- [Job]: Work out how many lines in the entries contain the string "name", and give nothing but that number.

- [Listed records]:
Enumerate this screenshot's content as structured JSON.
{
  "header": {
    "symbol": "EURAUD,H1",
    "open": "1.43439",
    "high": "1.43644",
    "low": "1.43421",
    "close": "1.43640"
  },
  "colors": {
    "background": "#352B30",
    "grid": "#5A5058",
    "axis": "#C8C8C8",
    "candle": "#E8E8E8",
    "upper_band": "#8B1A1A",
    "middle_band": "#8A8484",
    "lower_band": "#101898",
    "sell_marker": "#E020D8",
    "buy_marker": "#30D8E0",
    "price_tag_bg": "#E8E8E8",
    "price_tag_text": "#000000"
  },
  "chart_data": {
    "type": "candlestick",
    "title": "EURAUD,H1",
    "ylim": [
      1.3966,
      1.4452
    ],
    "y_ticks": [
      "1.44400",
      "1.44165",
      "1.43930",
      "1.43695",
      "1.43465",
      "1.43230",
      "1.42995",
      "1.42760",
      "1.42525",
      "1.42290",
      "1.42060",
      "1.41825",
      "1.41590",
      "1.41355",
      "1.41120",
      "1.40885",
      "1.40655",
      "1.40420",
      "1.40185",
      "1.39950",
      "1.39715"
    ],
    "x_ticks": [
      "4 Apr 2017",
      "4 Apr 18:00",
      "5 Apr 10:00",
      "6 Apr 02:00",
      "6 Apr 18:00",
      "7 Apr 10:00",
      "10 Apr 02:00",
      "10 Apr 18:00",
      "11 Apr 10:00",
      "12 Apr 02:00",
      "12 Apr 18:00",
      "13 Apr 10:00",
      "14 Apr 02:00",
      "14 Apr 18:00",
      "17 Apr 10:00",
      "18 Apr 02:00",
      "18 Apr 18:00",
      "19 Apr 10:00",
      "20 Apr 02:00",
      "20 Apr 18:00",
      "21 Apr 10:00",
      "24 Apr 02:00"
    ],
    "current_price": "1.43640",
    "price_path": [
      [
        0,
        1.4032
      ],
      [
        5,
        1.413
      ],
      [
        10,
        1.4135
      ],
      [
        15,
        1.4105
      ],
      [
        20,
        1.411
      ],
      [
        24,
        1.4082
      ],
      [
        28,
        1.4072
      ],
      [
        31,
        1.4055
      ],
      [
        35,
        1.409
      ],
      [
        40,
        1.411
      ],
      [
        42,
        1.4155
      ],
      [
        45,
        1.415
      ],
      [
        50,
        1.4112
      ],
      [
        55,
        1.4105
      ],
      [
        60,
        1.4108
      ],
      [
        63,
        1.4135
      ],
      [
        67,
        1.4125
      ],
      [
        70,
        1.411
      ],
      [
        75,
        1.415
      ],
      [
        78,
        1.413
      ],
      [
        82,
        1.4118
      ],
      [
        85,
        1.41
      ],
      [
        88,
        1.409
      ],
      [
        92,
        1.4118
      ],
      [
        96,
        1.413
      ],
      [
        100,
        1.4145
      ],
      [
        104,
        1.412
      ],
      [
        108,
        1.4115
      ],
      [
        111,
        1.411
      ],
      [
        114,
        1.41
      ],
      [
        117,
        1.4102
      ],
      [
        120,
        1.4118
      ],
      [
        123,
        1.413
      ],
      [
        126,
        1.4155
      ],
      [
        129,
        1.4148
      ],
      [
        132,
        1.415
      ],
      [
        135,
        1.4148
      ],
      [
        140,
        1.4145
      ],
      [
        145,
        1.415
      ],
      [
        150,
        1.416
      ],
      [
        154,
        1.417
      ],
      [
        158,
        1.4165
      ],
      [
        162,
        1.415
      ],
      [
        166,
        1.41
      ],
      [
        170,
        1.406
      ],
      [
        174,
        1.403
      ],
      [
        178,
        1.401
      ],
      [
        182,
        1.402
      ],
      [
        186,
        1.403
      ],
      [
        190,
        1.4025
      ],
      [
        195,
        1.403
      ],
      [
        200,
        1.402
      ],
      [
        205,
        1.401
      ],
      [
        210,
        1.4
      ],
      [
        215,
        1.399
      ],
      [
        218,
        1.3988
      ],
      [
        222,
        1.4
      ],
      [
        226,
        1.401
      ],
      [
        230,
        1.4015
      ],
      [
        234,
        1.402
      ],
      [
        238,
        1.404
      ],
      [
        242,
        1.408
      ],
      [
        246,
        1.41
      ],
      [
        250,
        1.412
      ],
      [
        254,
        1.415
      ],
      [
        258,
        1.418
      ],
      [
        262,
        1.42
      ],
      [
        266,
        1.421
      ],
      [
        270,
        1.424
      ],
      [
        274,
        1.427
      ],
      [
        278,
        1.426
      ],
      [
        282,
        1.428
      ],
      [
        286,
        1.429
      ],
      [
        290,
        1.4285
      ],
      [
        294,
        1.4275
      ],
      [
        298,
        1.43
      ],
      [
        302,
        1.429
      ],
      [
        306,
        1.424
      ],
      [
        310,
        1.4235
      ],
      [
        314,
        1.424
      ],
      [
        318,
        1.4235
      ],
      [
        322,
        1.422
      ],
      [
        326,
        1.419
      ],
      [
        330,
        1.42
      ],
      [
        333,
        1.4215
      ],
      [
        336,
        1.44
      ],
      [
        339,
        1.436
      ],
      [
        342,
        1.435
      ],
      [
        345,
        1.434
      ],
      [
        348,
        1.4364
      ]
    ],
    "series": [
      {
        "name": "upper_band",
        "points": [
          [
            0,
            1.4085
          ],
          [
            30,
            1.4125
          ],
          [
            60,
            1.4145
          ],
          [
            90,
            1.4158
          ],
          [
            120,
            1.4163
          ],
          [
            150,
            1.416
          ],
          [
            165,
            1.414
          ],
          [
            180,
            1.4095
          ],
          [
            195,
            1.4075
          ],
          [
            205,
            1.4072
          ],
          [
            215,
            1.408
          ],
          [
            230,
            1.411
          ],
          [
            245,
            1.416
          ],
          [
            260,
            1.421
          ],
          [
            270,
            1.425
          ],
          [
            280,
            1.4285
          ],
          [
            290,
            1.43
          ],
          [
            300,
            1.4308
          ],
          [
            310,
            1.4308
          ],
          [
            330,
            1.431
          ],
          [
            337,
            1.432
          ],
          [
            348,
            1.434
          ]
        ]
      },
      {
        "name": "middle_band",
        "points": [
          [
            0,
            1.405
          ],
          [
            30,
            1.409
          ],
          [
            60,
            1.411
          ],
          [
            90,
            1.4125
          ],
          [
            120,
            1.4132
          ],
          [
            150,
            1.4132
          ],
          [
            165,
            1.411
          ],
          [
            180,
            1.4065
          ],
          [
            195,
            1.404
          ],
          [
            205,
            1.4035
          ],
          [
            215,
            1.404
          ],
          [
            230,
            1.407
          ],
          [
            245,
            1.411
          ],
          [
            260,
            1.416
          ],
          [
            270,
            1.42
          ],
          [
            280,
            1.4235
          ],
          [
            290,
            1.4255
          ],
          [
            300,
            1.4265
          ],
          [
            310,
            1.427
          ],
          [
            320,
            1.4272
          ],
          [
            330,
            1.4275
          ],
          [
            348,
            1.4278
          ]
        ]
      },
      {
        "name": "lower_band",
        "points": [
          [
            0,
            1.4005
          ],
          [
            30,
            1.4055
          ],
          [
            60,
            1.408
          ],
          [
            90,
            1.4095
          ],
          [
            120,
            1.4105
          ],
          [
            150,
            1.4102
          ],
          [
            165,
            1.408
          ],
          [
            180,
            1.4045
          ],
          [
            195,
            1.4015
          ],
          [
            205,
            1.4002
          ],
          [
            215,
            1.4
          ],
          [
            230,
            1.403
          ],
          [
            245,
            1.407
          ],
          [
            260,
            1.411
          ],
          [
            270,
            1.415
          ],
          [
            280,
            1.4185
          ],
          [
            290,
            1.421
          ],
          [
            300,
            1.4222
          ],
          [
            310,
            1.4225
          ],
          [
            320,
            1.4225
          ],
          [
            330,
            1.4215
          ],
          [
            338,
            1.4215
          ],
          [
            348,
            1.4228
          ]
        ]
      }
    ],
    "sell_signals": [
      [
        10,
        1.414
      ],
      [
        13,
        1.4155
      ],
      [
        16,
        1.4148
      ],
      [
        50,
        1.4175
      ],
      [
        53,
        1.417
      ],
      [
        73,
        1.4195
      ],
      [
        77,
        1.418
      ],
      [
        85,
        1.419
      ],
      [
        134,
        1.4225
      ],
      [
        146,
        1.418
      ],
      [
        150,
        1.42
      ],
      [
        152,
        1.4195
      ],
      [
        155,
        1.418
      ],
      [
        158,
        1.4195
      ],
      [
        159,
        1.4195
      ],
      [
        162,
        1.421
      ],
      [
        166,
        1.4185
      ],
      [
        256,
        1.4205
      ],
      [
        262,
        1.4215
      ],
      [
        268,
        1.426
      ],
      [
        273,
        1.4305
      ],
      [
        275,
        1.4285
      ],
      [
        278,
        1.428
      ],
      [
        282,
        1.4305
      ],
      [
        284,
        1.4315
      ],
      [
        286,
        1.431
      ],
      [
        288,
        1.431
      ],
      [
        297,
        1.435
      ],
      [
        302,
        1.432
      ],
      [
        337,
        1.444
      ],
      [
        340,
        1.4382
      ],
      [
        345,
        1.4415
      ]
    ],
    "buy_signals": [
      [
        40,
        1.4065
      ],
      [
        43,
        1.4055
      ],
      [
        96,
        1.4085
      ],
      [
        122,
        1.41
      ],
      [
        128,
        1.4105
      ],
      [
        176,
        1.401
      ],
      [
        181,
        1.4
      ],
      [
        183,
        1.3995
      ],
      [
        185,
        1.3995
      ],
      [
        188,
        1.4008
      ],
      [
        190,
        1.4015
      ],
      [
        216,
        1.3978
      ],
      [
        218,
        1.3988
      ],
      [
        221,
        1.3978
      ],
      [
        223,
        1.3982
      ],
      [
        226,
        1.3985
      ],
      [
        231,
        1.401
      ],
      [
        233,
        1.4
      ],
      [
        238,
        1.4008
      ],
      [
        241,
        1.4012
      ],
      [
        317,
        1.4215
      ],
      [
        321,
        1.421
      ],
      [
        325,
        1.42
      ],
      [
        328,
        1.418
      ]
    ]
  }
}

- [Answer for this exercise]: 3